Instructions for the task:
All of the entries must be reproduced exactly, with no images carried over.

Task input:
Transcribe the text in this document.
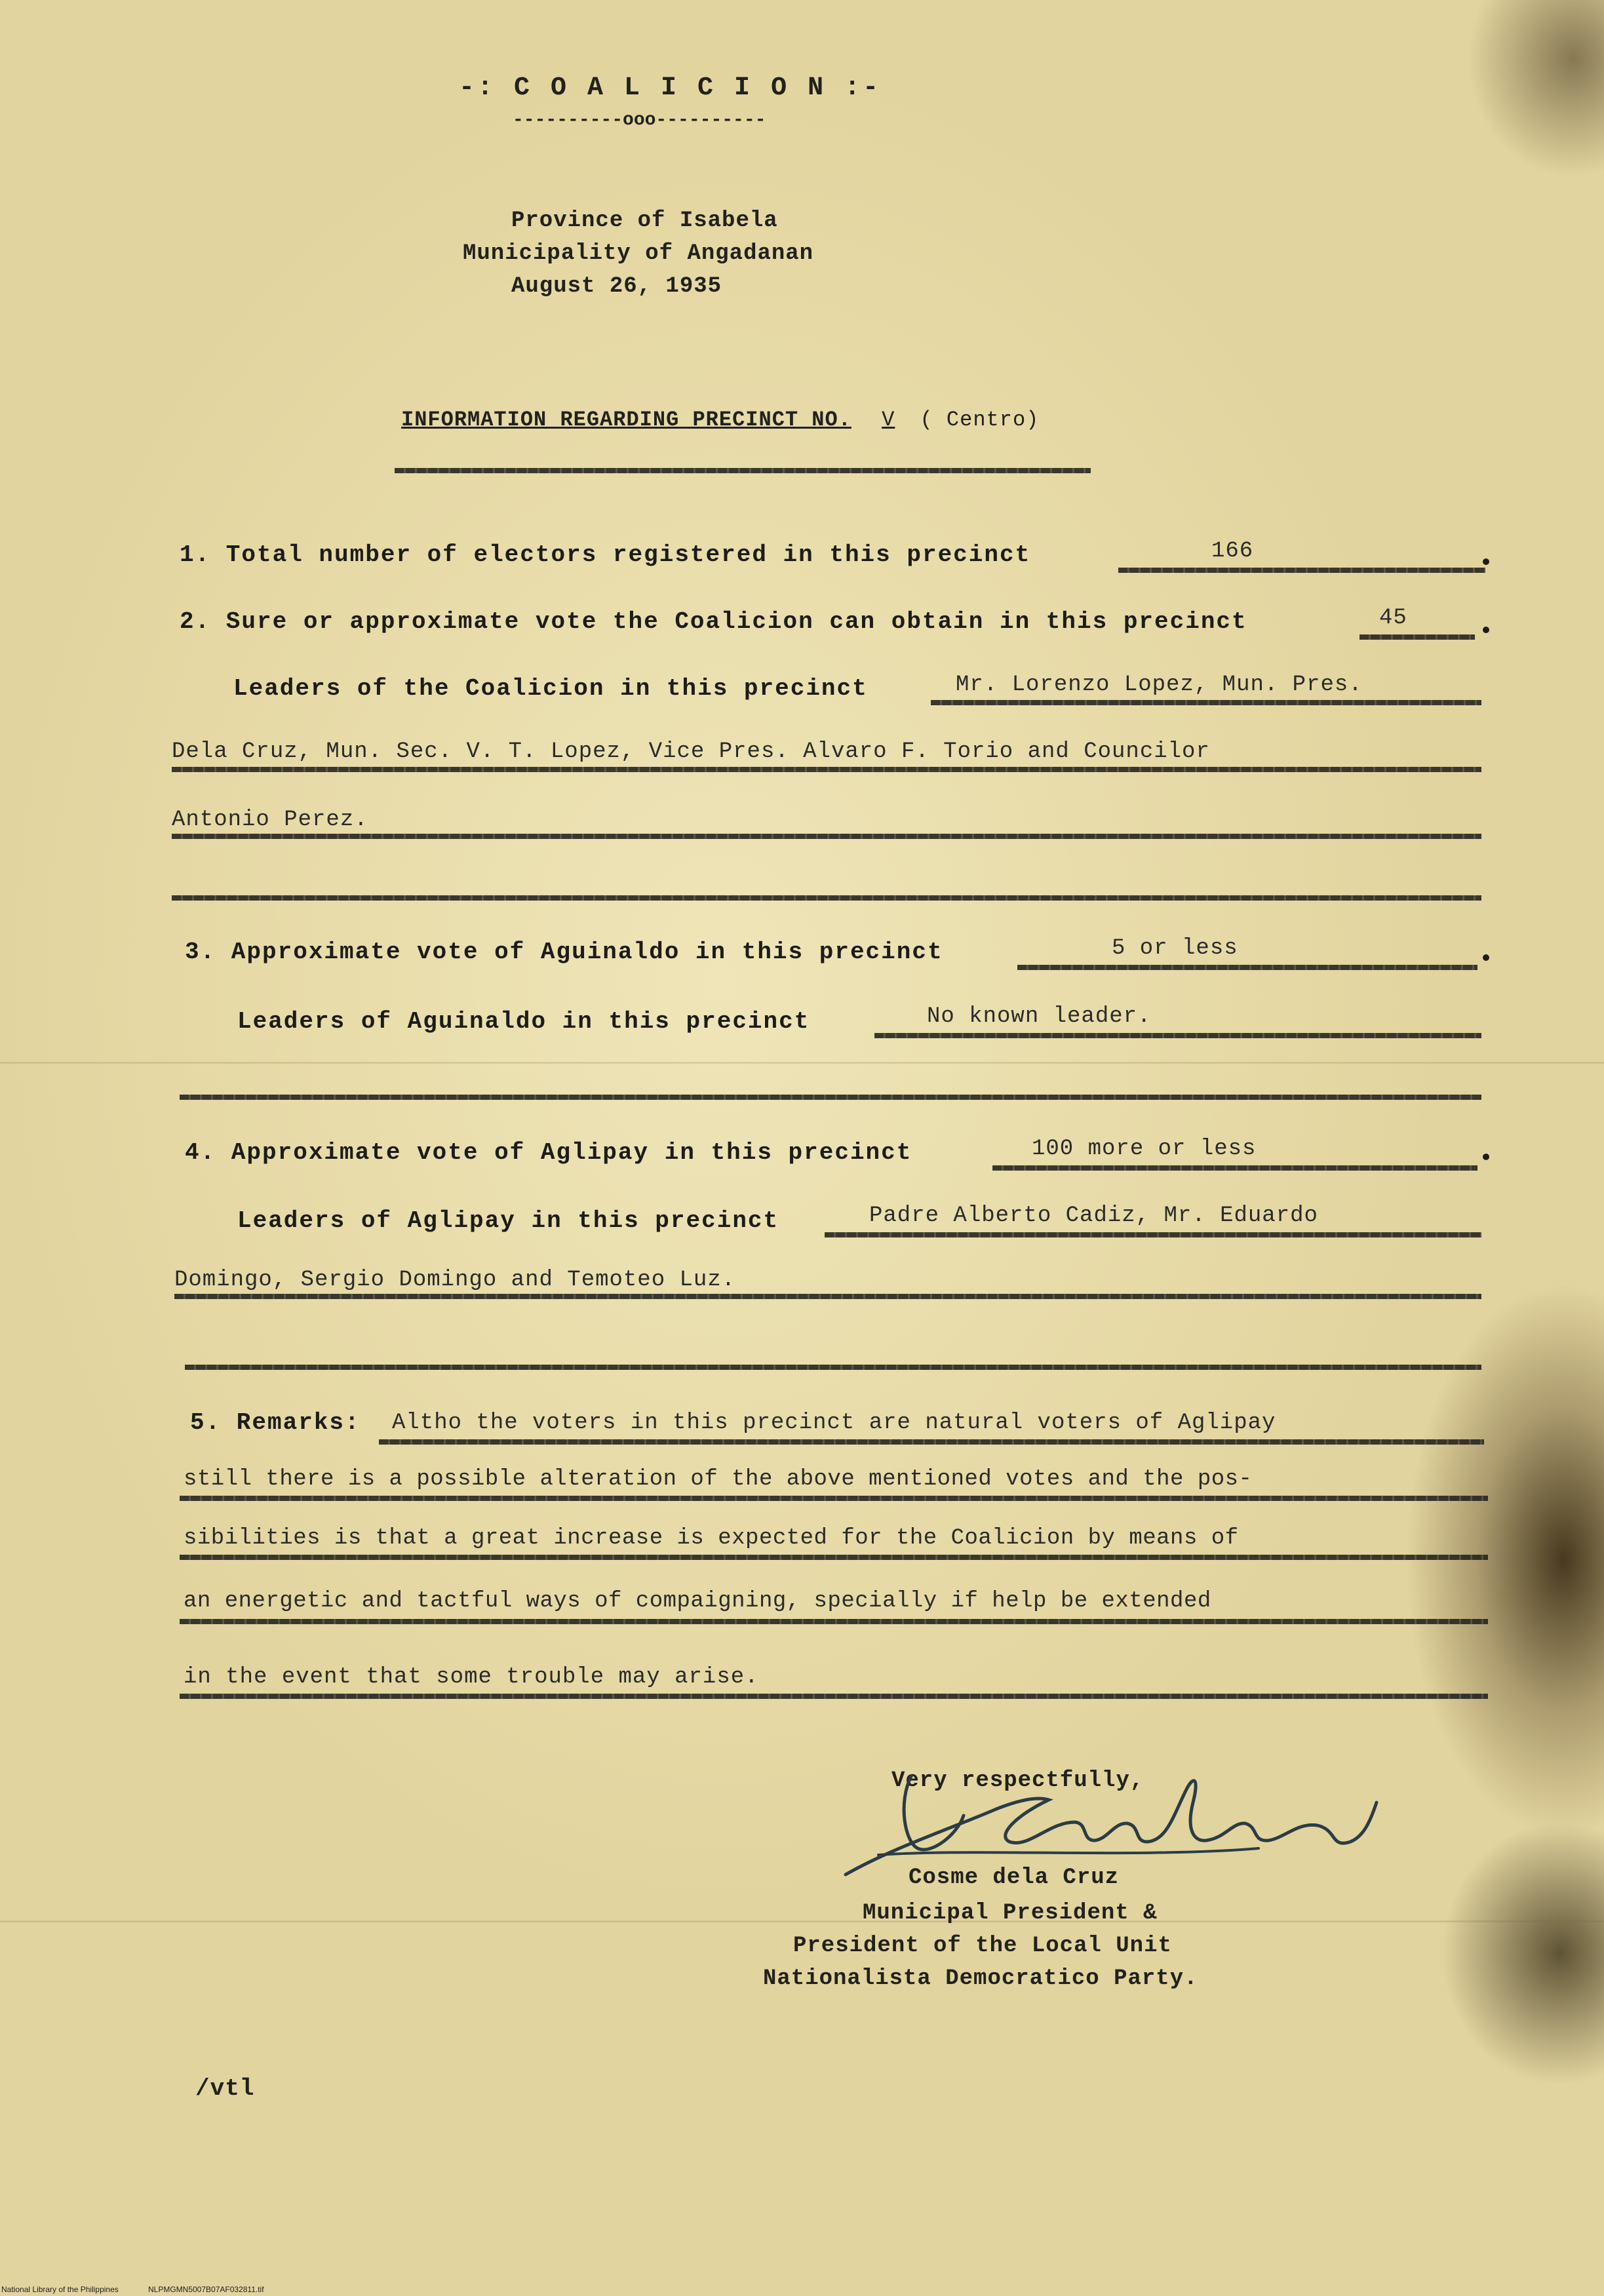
-: C O A L I C I O N :-
----------ooo----------
Province of Isabela
Municipality of Angadanan
August 26, 1935
INFORMATION REGARDING PRECINCT NO. V ( Centro)
1. Total number of electors registered in this precinct	166
2. Sure or approximate vote the Coalicion can obtain in this precinct	45
Leaders of the Coalicion in this precinct	Mr. Lorenzo Lopez, Mun. Pres.
Dela Cruz, Mun. Sec. V. T. Lopez, Vice Pres. Alvaro F. Torio and Councilor
Antonio Perez.
3. Approximate vote of Aguinaldo in this precinct	5 or less
Leaders of Aguinaldo in this precinct	No known leader.
4. Approximate vote of Aglipay in this precinct	100 more or less
Leaders of Aglipay in this precinct	Padre Alberto Cadiz, Mr. Eduardo
Domingo, Sergio Domingo and Temoteo Luz.
5. Remarks: Altho the voters in this precinct are natural voters of Aglipay
still there is a possible alteration of the above mentioned votes and the pos-
sibilities is that a great increase is expected for the Coalicion by means of
an energetic and tactful ways of compaigning, specially if help be extended
in the event that some trouble may arise.
Very respectfully,
Cosme dela Cruz
Municipal President &
President of the Local Unit
Nationalista Democratico Party.
/vtl
National Library of the Philippines	NLPMGMN5007B07AF032811.tif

Response to the task:
Transcribe the text in this document.
-: C O A L I C I O N :-
----------ooo----------
Province of Isabela
Municipality of Angadanan
August 26, 1935
INFORMATION REGARDING PRECINCT NO. V ( Centro)
1. Total number of electors registered in this precinct	166
2. Sure or approximate vote the Coalicion can obtain in this precinct	45
Leaders of the Coalicion in this precinct	Mr. Lorenzo Lopez, Mun. Pres.
Dela Cruz, Mun. Sec. V. T. Lopez, Vice Pres. Alvaro F. Torio and Councilor
Antonio Perez.
3. Approximate vote of Aguinaldo in this precinct	5 or less
Leaders of Aguinaldo in this precinct	No known leader.
4. Approximate vote of Aglipay in this precinct	100 more or less
Leaders of Aglipay in this precinct	Padre Alberto Cadiz, Mr. Eduardo
Domingo, Sergio Domingo and Temoteo Luz.
5. Remarks: Altho the voters in this precinct are natural voters of Aglipay
still there is a possible alteration of the above mentioned votes and the pos-
sibilities is that a great increase is expected for the Coalicion by means of
an energetic and tactful ways of compaigning, specially if help be extended
in the event that some trouble may arise.
Very respectfully,
Cosme dela Cruz
Municipal President &
President of the Local Unit
Nationalista Democratico Party.
/vtl
National Library of the Philippines	NLPMGMN5007B07AF032811.tif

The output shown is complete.